*Source extract*

- - - - -

# What do you look for in commissions?



## atlas (Oct 1, 2013)

If you are going to pay someone to sculpt, paint, or draw your betta..what do you look for in the artist's work?

I am toying with the idea of doing some betta paintings on canvas panels, depending on how the painting of my betta turns out. I am just wondering if it would even be worth it. I can provide a picture of my sample as soon as I am done.


----------



## Bikeridinguckgirl14 (Oct 22, 2013)

I look to see how much it looks like the real betta. I see a lot of old commissions where the beta doesn't... well it isn't the right shape, and that's a big turn off. I guess I should say anatomy and also I want the coloring to be the same ans to transition as opposed to scratchy coloured pencil


----------



## Bikeridinguckgirl14 (Oct 22, 2013)

Like this person (not picking on them but) I like the first pic, not the 2nd (bad color) or 3rd (just very generic)

http://www.bettafish.com/showthread.php?t=318322


----------



## atlas (Oct 1, 2013)

- - - - -

*Dataset content*
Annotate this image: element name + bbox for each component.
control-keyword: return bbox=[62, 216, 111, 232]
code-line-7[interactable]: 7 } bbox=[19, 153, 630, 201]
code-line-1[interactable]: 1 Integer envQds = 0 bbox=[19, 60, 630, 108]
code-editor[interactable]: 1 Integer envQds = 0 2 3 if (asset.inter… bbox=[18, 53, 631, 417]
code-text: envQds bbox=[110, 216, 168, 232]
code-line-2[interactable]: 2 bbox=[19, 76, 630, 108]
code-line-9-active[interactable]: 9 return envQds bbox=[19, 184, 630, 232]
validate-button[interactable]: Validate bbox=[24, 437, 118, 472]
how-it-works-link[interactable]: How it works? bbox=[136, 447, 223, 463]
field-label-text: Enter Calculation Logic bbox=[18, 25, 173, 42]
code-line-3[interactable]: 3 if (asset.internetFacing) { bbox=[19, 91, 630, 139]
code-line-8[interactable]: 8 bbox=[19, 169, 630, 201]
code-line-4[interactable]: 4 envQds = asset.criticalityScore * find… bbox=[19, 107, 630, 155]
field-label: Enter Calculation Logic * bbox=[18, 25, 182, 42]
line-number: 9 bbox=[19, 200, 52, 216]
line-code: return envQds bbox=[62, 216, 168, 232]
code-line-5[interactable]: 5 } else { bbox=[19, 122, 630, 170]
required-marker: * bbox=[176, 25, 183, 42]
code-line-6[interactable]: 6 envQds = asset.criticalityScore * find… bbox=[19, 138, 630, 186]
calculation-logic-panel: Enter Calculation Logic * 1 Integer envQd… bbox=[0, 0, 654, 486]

- - - - -

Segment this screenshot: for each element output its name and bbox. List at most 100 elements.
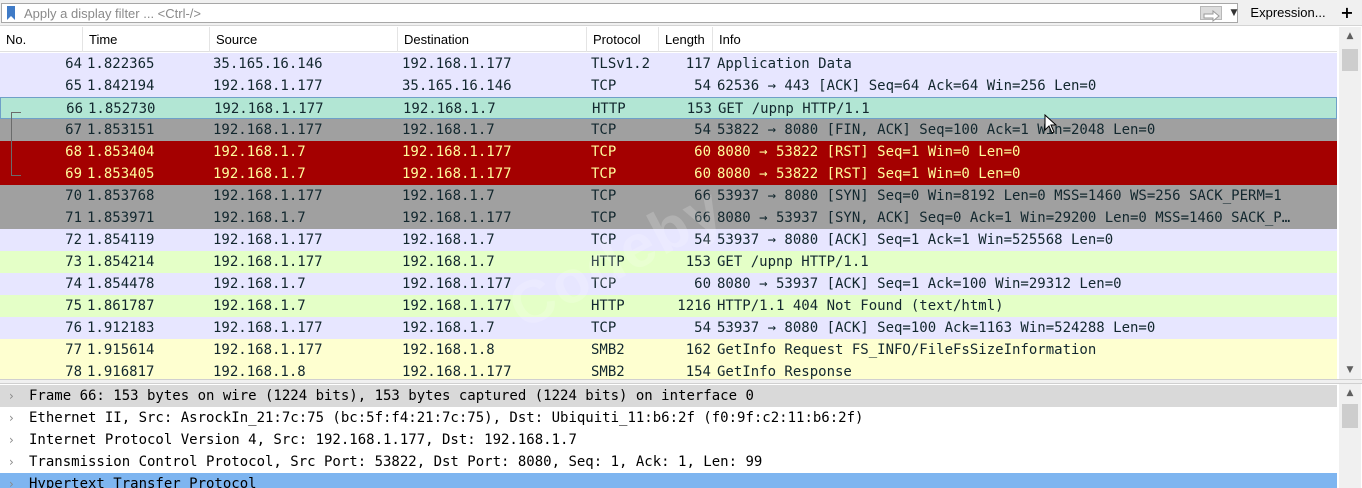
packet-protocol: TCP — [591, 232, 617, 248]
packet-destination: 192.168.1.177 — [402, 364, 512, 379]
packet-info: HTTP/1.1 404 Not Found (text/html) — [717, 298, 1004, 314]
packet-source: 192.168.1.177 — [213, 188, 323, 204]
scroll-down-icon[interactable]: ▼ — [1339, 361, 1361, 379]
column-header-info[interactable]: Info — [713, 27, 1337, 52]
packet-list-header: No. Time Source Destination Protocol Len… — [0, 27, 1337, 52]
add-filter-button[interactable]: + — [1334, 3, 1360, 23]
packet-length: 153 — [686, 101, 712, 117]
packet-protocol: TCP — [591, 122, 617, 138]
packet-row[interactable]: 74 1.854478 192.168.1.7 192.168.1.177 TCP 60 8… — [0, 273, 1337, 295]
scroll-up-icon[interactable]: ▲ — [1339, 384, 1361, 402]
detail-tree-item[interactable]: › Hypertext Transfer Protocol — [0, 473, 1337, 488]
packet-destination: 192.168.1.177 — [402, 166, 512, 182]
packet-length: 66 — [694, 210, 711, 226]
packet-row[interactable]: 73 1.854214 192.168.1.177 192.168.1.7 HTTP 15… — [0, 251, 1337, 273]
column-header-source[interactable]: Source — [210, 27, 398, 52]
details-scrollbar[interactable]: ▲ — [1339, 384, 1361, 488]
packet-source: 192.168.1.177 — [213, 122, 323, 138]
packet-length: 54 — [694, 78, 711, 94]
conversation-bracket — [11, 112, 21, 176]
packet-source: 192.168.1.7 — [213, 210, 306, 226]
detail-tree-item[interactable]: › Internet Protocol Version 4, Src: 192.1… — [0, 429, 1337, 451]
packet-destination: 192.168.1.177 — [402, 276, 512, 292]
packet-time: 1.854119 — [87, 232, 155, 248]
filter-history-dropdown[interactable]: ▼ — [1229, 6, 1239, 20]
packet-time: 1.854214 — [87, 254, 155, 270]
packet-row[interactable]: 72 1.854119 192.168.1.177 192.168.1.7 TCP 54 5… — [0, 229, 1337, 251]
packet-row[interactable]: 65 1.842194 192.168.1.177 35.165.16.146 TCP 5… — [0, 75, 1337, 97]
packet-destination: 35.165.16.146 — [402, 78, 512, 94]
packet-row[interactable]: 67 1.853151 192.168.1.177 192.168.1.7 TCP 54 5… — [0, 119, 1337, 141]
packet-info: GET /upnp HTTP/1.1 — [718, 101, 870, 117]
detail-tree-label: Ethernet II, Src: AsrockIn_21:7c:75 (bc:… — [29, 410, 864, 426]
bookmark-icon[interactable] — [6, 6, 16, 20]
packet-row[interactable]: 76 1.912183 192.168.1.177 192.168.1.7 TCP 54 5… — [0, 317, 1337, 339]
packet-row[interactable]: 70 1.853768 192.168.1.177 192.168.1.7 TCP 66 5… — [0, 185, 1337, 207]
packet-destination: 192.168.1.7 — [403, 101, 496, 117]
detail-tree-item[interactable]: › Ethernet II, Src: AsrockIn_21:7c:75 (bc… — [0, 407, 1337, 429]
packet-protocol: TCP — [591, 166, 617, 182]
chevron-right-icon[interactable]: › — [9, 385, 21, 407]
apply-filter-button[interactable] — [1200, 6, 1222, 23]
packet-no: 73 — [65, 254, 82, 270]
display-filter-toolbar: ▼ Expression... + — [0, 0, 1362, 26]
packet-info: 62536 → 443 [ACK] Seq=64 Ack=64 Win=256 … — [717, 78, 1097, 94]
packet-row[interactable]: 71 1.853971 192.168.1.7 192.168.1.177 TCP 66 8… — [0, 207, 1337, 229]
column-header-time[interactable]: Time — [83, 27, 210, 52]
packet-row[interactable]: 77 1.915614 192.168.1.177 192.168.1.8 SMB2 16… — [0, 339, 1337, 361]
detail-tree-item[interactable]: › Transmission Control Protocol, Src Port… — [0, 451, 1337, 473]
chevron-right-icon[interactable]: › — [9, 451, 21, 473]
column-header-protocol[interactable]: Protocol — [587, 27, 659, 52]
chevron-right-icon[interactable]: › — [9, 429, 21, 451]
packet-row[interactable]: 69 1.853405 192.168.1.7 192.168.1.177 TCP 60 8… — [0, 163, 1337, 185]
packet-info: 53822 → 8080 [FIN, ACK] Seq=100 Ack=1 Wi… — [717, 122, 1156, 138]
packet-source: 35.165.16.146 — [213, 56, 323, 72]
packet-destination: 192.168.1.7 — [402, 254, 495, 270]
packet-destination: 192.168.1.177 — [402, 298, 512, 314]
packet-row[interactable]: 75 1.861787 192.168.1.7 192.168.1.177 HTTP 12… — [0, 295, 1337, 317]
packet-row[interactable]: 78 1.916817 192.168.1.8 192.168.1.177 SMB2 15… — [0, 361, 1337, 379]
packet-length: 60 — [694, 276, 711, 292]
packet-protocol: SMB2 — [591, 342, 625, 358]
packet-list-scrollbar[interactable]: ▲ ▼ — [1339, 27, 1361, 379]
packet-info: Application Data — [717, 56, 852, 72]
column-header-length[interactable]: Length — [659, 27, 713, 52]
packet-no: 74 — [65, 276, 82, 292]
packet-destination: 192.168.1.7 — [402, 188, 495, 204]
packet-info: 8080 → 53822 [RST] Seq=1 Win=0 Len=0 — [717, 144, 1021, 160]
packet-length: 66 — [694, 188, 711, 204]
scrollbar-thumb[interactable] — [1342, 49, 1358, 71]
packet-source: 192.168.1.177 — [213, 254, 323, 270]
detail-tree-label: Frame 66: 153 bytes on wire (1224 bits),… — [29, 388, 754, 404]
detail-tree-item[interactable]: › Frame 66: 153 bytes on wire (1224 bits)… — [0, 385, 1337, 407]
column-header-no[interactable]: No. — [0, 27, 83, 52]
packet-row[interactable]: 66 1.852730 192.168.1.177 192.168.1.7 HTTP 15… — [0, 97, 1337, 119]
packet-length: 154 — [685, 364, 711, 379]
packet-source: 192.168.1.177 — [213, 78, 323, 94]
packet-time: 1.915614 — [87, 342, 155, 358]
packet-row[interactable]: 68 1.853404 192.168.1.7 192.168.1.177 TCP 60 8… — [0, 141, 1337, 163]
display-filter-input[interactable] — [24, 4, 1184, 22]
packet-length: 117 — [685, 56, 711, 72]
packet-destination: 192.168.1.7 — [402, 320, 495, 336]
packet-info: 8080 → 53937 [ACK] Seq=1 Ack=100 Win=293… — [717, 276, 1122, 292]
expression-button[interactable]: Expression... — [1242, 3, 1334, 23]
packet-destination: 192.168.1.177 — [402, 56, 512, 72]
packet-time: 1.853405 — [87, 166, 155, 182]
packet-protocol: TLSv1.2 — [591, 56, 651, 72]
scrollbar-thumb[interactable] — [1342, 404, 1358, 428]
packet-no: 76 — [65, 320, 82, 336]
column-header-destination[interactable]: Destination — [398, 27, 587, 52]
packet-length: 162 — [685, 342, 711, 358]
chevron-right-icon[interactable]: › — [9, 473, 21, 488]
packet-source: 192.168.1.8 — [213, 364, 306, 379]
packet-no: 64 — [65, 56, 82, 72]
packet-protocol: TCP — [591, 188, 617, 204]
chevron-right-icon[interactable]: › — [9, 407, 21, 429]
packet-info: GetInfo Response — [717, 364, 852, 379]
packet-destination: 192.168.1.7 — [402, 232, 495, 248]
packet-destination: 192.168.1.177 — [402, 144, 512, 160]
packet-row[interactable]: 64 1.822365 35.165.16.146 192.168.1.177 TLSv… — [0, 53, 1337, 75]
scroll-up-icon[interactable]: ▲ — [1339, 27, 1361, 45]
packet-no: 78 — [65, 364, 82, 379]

- - - - -

*What you have to do*
In the betta commissions thread, why does the reply with the link favor the first picture over the other two? Answer in one to three sentences. The material after the thread is separate from it.

*Expected answer*
The replier likes the first picture but not the second, which has bad color, or the third, which is very generic.